[Data records]
-=-=-=-=-

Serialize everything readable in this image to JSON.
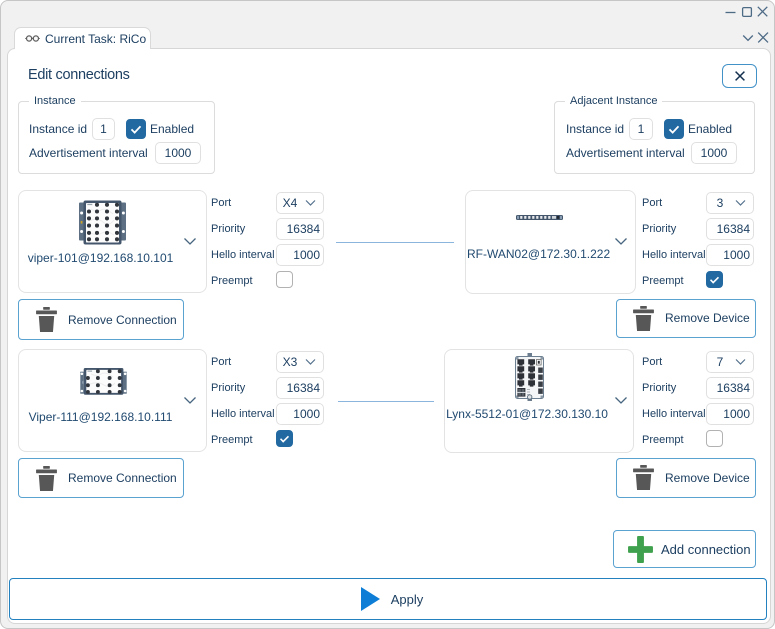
{
  "window": {
    "controls": [
      "minimize",
      "maximize",
      "close"
    ]
  },
  "tab": {
    "label": "Current Task: RiCo",
    "strip_controls": [
      "tab-list-chevron",
      "close-tab"
    ]
  },
  "dialog": {
    "title": "Edit connections"
  },
  "groups": {
    "instance": {
      "legend": "Instance",
      "instance_id_label": "Instance id",
      "instance_id_value": "1",
      "enabled_label": "Enabled",
      "enabled_checked": true,
      "adv_interval_label": "Advertisement interval",
      "adv_interval_value": "1000"
    },
    "adjacent": {
      "legend": "Adjacent Instance",
      "instance_id_label": "Instance id",
      "instance_id_value": "1",
      "enabled_label": "Enabled",
      "enabled_checked": true,
      "adv_interval_label": "Advertisement interval",
      "adv_interval_value": "1000"
    }
  },
  "form_labels": {
    "port": "Port",
    "priority": "Priority",
    "hello": "Hello interval",
    "preempt": "Preempt"
  },
  "connections": [
    {
      "left": {
        "device_label": "viper-101@192.168.10.101",
        "device_icon": "rugged-switch-top",
        "port": "X4",
        "priority": "16384",
        "hello": "1000",
        "preempt": false
      },
      "right": {
        "device_label": "RF-WAN02@172.30.1.222",
        "device_icon": "rack-router-front",
        "port": "3",
        "priority": "16384",
        "hello": "1000",
        "preempt": true
      },
      "remove_connection_label": "Remove Connection",
      "remove_device_label": "Remove Device"
    },
    {
      "left": {
        "device_label": "Viper-111@192.168.10.111",
        "device_icon": "rugged-switch-top-small",
        "port": "X3",
        "priority": "16384",
        "hello": "1000",
        "preempt": true
      },
      "right": {
        "device_label": "Lynx-5512-01@172.30.130.10",
        "device_icon": "din-rail-switch-front",
        "port": "7",
        "priority": "16384",
        "hello": "1000",
        "preempt": false
      },
      "remove_connection_label": "Remove Connection",
      "remove_device_label": "Remove Device"
    }
  ],
  "buttons": {
    "add_connection": "Add connection",
    "apply": "Apply"
  },
  "colors": {
    "accent_blue": "#2381c0",
    "checkbox_blue": "#2269a2",
    "button_border_blue": "#5aa2d0",
    "green_plus": "#3fa14d",
    "play_triangle": "#0d7dd6",
    "text_navy": "#1d3f61",
    "connector_blue": "#8cb5de",
    "chrome_gray": "#f0f0f0",
    "trash_gray": "#575757"
  }
}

-=-=-=-=-

## Instructions to follow
Every entry above is to be set down exactly; the pictures are to be left out.

## Answer to this task
Serialize everything readable in this image to JSON.
{
  "window": {
    "controls": [
      "minimize",
      "maximize",
      "close"
    ]
  },
  "tab": {
    "label": "Current Task: RiCo",
    "strip_controls": [
      "tab-list-chevron",
      "close-tab"
    ]
  },
  "dialog": {
    "title": "Edit connections"
  },
  "groups": {
    "instance": {
      "legend": "Instance",
      "instance_id_label": "Instance id",
      "instance_id_value": "1",
      "enabled_label": "Enabled",
      "enabled_checked": true,
      "adv_interval_label": "Advertisement interval",
      "adv_interval_value": "1000"
    },
    "adjacent": {
      "legend": "Adjacent Instance",
      "instance_id_label": "Instance id",
      "instance_id_value": "1",
      "enabled_label": "Enabled",
      "enabled_checked": true,
      "adv_interval_label": "Advertisement interval",
      "adv_interval_value": "1000"
    }
  },
  "form_labels": {
    "port": "Port",
    "priority": "Priority",
    "hello": "Hello interval",
    "preempt": "Preempt"
  },
  "connections": [
    {
      "left": {
        "device_label": "viper-101@192.168.10.101",
        "device_icon": "rugged-switch-top",
        "port": "X4",
        "priority": "16384",
        "hello": "1000",
        "preempt": false
      },
      "right": {
        "device_label": "RF-WAN02@172.30.1.222",
        "device_icon": "rack-router-front",
        "port": "3",
        "priority": "16384",
        "hello": "1000",
        "preempt": true
      },
      "remove_connection_label": "Remove Connection",
      "remove_device_label": "Remove Device"
    },
    {
      "left": {
        "device_label": "Viper-111@192.168.10.111",
        "device_icon": "rugged-switch-top-small",
        "port": "X3",
        "priority": "16384",
        "hello": "1000",
        "preempt": true
      },
      "right": {
        "device_label": "Lynx-5512-01@172.30.130.10",
        "device_icon": "din-rail-switch-front",
        "port": "7",
        "priority": "16384",
        "hello": "1000",
        "preempt": false
      },
      "remove_connection_label": "Remove Connection",
      "remove_device_label": "Remove Device"
    }
  ],
  "buttons": {
    "add_connection": "Add connection",
    "apply": "Apply"
  },
  "colors": {
    "accent_blue": "#2381c0",
    "checkbox_blue": "#2269a2",
    "button_border_blue": "#5aa2d0",
    "green_plus": "#3fa14d",
    "play_triangle": "#0d7dd6",
    "text_navy": "#1d3f61",
    "connector_blue": "#8cb5de",
    "chrome_gray": "#f0f0f0",
    "trash_gray": "#575757"
  }
}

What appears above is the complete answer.